— Begin —

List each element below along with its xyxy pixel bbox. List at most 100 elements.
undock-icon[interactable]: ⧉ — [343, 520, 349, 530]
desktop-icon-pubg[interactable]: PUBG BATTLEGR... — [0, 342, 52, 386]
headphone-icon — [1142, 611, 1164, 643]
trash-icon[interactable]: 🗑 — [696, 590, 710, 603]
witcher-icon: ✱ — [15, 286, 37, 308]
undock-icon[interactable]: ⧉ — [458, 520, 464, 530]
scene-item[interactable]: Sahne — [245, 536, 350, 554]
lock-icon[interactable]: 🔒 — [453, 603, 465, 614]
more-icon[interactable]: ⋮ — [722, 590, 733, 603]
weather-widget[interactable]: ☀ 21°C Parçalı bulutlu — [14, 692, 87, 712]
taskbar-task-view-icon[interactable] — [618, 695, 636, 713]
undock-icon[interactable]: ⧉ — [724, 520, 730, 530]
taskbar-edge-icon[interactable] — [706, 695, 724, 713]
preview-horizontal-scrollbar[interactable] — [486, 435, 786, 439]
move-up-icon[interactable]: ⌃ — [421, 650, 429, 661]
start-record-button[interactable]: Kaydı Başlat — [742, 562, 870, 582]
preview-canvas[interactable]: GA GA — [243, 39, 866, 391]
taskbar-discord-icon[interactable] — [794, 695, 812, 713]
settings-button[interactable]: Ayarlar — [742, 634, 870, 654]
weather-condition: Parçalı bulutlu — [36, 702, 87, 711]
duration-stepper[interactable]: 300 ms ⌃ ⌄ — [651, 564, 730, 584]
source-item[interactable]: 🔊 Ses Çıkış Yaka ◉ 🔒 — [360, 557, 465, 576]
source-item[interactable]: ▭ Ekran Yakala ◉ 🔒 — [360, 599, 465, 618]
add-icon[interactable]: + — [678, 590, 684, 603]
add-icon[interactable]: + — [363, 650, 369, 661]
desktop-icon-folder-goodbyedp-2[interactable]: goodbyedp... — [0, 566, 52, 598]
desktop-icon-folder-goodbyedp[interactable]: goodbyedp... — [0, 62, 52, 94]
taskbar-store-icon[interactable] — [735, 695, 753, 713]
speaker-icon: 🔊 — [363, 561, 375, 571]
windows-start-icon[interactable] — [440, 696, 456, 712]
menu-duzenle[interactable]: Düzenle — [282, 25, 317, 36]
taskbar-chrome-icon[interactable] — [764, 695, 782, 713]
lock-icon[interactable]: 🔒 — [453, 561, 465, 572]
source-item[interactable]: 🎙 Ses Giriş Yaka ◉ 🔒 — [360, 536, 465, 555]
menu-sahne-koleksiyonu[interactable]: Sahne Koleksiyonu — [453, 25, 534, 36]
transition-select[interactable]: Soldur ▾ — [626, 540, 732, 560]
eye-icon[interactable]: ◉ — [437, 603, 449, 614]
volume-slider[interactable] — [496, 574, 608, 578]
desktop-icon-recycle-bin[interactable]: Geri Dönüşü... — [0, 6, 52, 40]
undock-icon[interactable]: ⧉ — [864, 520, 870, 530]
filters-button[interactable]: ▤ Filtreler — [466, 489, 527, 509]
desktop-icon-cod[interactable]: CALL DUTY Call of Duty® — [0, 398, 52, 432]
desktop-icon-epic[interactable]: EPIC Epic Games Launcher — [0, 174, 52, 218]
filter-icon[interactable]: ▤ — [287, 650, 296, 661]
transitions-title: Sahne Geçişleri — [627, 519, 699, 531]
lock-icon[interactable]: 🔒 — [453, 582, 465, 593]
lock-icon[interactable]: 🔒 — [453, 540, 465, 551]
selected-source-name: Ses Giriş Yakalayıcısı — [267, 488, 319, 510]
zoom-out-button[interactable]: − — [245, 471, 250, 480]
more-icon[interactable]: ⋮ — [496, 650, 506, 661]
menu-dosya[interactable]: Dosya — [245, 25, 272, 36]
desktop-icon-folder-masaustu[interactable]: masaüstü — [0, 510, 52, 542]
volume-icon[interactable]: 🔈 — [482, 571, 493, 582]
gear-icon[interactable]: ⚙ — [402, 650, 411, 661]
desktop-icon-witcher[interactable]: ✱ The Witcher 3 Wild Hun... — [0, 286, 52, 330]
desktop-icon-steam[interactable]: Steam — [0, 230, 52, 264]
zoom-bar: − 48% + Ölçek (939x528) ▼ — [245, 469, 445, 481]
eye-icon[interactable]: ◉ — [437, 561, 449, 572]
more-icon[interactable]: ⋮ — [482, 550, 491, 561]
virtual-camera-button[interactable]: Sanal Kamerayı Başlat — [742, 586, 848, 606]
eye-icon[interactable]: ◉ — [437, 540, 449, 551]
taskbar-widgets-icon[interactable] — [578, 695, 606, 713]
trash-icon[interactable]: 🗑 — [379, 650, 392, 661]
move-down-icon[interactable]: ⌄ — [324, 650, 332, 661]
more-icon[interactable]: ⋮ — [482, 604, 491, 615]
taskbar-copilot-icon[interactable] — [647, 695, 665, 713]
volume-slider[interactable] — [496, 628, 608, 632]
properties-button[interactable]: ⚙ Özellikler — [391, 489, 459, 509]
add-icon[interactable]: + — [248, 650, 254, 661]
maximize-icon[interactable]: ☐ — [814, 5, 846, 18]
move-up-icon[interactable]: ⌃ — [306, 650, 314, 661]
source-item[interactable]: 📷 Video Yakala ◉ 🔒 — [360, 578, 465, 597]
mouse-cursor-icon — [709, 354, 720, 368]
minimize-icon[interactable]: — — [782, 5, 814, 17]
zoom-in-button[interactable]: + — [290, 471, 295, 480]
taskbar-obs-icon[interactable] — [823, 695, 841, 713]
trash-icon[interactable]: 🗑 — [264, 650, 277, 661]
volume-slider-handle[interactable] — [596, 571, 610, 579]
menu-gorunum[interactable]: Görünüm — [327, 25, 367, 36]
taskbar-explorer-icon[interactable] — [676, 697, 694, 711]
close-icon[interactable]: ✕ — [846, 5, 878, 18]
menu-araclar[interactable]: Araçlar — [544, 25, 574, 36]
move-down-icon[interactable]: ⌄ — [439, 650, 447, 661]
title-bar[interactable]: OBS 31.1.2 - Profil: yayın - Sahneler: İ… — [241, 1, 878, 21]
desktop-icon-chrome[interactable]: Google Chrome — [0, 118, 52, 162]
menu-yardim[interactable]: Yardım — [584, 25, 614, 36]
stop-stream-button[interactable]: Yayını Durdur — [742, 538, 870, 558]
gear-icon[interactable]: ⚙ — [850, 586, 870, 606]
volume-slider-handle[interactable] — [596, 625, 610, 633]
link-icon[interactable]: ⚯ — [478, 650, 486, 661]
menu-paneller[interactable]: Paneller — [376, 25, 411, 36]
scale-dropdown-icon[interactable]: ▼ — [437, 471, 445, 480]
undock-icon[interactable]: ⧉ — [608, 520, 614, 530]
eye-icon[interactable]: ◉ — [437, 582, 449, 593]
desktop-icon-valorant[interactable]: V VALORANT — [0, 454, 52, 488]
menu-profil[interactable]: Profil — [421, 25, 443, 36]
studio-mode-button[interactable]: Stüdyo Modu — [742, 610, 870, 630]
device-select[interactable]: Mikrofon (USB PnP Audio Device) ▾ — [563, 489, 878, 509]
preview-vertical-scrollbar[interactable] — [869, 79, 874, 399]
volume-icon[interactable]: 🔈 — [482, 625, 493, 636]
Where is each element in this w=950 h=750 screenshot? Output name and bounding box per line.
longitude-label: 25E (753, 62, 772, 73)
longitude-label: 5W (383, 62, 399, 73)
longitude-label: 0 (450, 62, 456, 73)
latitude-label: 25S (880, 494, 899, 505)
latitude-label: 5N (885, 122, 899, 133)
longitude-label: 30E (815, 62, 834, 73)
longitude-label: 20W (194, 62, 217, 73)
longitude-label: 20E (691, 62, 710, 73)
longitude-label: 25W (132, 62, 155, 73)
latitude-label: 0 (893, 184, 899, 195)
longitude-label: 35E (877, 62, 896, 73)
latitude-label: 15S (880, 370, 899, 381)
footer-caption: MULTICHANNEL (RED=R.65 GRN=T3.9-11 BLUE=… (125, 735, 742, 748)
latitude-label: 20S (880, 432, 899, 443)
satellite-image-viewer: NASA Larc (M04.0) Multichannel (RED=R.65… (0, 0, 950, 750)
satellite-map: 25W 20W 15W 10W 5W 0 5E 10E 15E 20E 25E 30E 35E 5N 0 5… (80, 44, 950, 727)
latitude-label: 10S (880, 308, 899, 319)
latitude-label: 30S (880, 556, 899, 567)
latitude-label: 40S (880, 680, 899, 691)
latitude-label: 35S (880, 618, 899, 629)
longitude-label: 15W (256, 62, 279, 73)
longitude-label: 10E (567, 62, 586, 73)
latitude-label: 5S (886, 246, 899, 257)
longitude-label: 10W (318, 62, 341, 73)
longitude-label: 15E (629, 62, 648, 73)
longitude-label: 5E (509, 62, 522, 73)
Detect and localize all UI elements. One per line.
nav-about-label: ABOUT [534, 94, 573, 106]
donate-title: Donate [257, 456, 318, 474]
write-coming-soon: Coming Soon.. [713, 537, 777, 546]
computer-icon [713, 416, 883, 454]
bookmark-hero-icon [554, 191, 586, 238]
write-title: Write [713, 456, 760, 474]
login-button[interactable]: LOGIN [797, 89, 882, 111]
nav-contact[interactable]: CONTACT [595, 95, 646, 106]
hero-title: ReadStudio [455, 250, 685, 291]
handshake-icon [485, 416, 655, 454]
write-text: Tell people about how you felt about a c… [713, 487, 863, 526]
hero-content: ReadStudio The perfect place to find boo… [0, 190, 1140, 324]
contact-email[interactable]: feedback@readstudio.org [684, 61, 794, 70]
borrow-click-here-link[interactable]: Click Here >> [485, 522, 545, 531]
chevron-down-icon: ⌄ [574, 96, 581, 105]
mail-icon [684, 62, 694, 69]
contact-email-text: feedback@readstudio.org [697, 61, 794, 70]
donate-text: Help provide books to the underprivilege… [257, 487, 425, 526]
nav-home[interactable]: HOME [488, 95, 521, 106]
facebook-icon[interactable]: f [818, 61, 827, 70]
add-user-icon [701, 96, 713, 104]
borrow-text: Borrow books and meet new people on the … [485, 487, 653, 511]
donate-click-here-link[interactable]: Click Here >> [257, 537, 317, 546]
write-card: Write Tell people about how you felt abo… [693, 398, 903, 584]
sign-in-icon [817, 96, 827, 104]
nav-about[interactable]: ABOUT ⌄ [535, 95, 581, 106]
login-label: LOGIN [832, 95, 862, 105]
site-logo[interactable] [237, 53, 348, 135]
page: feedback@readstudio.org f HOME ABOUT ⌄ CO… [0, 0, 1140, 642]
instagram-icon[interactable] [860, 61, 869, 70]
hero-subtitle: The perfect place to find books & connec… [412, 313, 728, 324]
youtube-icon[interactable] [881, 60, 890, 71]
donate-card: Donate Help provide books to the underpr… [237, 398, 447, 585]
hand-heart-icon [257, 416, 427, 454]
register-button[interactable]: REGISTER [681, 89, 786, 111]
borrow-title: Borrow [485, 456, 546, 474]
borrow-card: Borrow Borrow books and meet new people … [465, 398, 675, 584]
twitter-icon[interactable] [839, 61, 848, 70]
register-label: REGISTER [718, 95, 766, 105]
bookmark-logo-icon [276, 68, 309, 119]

— End —

• GIVEN TASK:
Write out again, unchanged, the stretch of entries from the very start through the line that contains "lock-icon[interactable]: 🔒 — [453, 603, 465, 614]".

• OUTPUT:
List each element below along with its xyxy pixel bbox. List at most 100 elements.
undock-icon[interactable]: ⧉ — [343, 520, 349, 530]
desktop-icon-pubg[interactable]: PUBG BATTLEGR... — [0, 342, 52, 386]
headphone-icon — [1142, 611, 1164, 643]
trash-icon[interactable]: 🗑 — [696, 590, 710, 603]
witcher-icon: ✱ — [15, 286, 37, 308]
undock-icon[interactable]: ⧉ — [458, 520, 464, 530]
scene-item[interactable]: Sahne — [245, 536, 350, 554]
lock-icon[interactable]: 🔒 — [453, 603, 465, 614]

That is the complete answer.